» TASK TO CARRY OUT: Without the images, write out the whole listing exactly.

--- Start ---

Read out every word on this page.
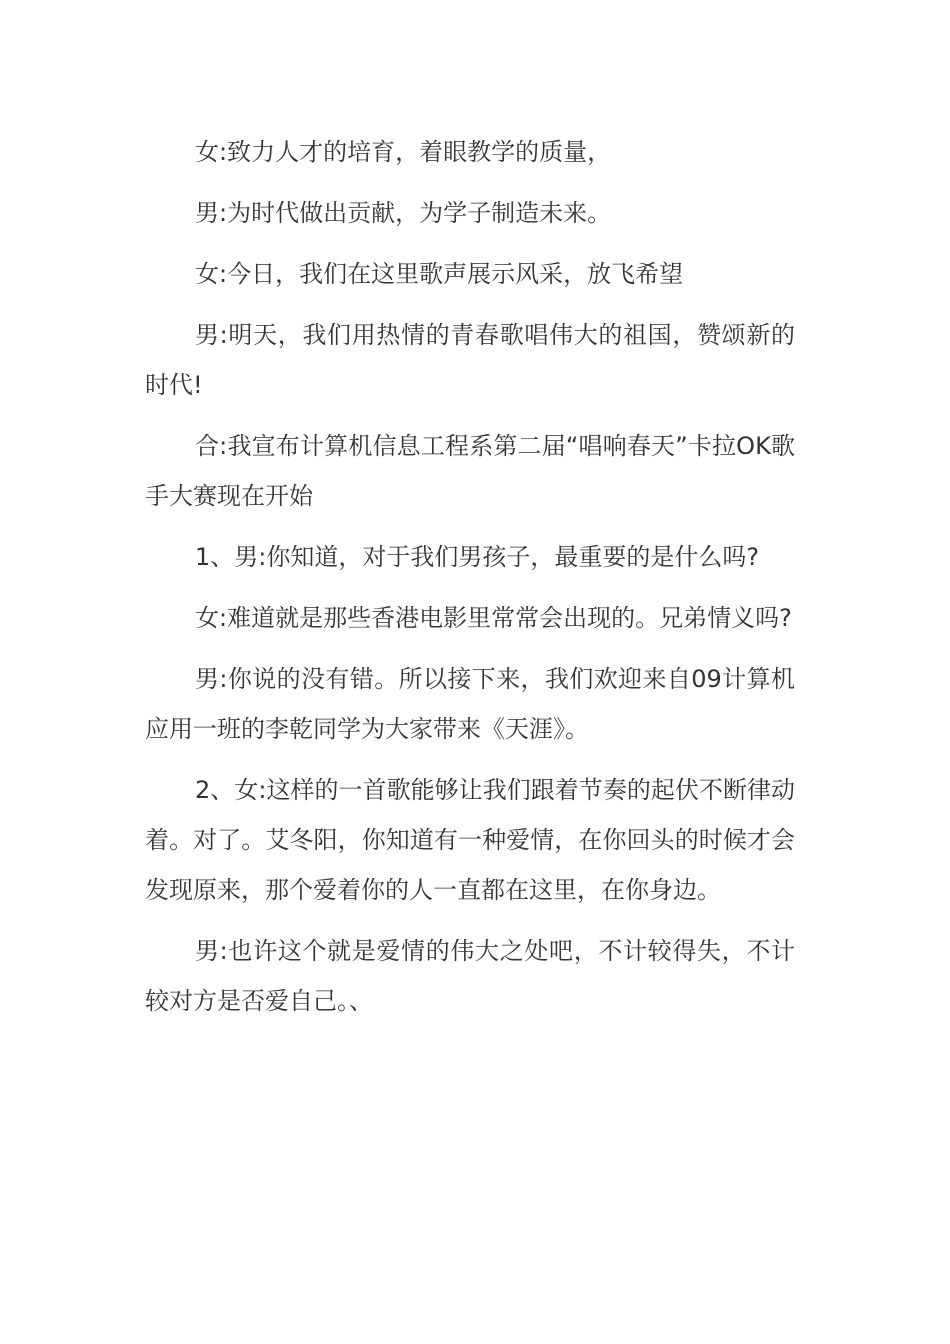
女:致力人才的培育，着眼教学的质量，

男:为时代做出贡献，为学子制造未来。

女:今日，我们在这里歌声展示风采，放飞希望

男:明天，我们用热情的青春歌唱伟大的祖国，赞颂新的时代!

合:我宣布计算机信息工程系第二届“唱响春天”卡拉OK歌手大赛现在开始

1、男:你知道，对于我们男孩子，最重要的是什么吗?

女:难道就是那些香港电影里常常会出现的。兄弟情义吗?

男:你说的没有错。所以接下来，我们欢迎来自09计算机应用一班的李乾同学为大家带来《天涯》。

2、女:这样的一首歌能够让我们跟着节奏的起伏不断律动着。对了。艾冬阳，你知道有一种爱情，在你回头的时候才会发现原来，那个爱着你的人一直都在这里，在你身边。

男:也许这个就是爱情的伟大之处吧，不计较得失，不计较对方是否爱自己。、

--- End ---

» FULL OUTPUT:
Read out every word on this page.
女:致力人才的培育，着眼教学的质量，

男:为时代做出贡献，为学子制造未来。

女:今日，我们在这里歌声展示风采，放飞希望

男:明天，我们用热情的青春歌唱伟大的祖国，赞颂新的时代!

合:我宣布计算机信息工程系第二届“唱响春天”卡拉OK歌手大赛现在开始

1、男:你知道，对于我们男孩子，最重要的是什么吗?

女:难道就是那些香港电影里常常会出现的。兄弟情义吗?

男:你说的没有错。所以接下来，我们欢迎来自09计算机应用一班的李乾同学为大家带来《天涯》。

2、女:这样的一首歌能够让我们跟着节奏的起伏不断律动着。对了。艾冬阳，你知道有一种爱情，在你回头的时候才会发现原来，那个爱着你的人一直都在这里，在你身边。

男:也许这个就是爱情的伟大之处吧，不计较得失，不计较对方是否爱自己。、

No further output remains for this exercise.